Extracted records
———

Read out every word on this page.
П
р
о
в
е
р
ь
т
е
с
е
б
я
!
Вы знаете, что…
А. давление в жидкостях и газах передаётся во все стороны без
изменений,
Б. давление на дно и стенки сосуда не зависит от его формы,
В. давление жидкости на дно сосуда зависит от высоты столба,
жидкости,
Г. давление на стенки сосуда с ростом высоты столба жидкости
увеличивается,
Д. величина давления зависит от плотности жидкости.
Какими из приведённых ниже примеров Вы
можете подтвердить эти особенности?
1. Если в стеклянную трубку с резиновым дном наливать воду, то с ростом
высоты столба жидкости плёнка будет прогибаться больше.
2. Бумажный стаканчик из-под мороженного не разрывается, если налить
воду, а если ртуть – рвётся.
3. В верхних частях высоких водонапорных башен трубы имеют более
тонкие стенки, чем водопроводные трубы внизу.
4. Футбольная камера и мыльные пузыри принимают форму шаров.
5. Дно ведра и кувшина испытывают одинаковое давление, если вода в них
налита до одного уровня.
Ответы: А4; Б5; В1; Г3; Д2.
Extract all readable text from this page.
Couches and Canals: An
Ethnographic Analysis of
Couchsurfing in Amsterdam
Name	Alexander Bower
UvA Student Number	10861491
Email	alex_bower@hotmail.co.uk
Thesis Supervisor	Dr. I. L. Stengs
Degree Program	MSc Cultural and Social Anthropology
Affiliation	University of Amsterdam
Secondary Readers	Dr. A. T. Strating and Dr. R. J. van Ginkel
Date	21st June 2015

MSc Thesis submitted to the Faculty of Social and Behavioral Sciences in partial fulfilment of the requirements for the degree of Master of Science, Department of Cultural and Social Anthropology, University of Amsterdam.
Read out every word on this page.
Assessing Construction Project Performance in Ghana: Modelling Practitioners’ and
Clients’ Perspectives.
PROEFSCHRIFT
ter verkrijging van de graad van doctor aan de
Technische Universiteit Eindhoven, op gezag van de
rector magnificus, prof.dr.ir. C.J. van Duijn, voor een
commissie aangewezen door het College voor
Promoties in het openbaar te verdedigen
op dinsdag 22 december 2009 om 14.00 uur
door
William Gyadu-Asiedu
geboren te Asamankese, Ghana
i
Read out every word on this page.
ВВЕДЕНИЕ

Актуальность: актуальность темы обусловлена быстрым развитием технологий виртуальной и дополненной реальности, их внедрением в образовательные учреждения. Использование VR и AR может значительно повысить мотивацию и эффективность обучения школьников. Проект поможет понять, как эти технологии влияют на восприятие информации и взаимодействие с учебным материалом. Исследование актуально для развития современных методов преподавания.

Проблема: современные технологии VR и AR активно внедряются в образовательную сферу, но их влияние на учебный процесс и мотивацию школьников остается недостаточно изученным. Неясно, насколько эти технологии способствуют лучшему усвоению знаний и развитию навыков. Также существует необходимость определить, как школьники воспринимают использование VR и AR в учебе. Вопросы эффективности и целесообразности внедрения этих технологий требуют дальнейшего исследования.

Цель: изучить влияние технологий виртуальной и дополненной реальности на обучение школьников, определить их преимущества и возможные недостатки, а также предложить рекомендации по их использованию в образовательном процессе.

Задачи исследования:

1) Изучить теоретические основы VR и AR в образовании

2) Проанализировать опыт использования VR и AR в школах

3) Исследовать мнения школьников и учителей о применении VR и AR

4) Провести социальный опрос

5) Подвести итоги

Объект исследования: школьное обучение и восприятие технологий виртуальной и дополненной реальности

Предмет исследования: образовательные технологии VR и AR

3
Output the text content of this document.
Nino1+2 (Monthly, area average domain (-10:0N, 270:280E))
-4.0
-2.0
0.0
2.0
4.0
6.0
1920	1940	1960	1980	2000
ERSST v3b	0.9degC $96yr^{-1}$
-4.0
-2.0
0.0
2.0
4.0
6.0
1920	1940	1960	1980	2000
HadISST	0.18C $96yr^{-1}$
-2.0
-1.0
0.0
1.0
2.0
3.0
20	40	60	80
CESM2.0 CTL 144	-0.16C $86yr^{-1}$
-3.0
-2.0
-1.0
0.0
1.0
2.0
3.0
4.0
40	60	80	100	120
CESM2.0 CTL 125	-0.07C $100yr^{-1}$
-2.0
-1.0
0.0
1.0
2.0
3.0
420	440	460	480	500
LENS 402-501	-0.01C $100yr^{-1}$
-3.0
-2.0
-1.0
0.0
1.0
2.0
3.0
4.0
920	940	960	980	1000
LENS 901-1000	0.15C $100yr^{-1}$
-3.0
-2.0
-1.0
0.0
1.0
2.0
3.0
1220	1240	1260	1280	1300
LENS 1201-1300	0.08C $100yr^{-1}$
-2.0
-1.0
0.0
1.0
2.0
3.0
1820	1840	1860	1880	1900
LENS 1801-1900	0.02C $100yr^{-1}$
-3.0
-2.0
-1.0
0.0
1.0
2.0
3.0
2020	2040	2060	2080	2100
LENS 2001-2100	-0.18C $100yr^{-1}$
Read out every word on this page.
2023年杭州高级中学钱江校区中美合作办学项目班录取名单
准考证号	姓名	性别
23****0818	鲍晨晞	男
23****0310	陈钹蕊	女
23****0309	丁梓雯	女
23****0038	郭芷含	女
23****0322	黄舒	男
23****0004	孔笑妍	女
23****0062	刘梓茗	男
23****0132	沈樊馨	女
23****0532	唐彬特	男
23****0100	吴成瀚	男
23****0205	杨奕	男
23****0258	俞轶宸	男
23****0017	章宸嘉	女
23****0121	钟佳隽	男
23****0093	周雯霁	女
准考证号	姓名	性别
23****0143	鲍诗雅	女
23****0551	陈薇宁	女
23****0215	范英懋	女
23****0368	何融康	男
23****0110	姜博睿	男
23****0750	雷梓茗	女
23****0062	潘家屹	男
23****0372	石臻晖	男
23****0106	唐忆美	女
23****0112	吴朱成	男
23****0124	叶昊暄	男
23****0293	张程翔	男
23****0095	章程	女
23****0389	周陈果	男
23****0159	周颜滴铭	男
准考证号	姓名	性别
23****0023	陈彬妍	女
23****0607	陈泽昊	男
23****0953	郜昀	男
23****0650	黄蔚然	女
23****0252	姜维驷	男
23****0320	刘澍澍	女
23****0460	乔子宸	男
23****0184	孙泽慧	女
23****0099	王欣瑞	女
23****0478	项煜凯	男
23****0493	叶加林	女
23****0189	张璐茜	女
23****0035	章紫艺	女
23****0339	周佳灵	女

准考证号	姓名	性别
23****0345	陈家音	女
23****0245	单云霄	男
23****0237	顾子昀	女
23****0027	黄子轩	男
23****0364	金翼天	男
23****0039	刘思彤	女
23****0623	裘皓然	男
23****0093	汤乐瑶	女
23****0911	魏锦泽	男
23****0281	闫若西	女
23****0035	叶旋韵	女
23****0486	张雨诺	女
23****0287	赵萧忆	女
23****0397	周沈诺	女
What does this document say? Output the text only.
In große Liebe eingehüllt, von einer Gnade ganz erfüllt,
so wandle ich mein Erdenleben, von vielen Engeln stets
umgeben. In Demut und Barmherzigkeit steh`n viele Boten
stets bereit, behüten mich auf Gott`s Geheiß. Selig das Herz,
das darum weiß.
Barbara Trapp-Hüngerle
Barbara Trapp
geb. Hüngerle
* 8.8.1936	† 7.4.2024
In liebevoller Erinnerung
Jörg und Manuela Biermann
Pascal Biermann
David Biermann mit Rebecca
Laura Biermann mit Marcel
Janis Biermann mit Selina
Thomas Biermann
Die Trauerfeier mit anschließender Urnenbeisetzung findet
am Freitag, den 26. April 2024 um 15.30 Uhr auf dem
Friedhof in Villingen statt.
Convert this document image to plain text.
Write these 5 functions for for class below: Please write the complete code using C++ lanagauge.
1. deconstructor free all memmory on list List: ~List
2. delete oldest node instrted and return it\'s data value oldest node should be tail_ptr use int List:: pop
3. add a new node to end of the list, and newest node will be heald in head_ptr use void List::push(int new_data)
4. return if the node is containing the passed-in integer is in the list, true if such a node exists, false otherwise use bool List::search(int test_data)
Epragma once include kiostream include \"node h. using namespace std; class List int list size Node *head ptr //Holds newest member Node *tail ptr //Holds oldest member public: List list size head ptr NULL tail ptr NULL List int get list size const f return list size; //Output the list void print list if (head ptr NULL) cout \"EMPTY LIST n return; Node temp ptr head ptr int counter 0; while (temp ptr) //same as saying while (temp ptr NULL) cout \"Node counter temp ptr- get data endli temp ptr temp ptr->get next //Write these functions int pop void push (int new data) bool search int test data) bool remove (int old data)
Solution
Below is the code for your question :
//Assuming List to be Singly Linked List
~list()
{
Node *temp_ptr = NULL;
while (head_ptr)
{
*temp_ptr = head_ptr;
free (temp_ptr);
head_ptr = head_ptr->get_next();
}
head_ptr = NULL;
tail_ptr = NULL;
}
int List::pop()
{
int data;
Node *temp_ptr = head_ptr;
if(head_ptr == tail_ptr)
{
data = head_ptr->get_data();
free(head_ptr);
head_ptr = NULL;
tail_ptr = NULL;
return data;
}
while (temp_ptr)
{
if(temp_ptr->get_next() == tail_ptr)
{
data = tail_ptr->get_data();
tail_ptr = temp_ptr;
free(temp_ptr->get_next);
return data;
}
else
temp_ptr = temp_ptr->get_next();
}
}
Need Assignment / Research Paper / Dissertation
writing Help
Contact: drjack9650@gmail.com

———

**SET TASK**:
Scan the listing above. Gather each line that contains the word "Trapp".

**WRITTEN ANSWER**:
Barbara Trapp-Hüngerle
Barbara Trapp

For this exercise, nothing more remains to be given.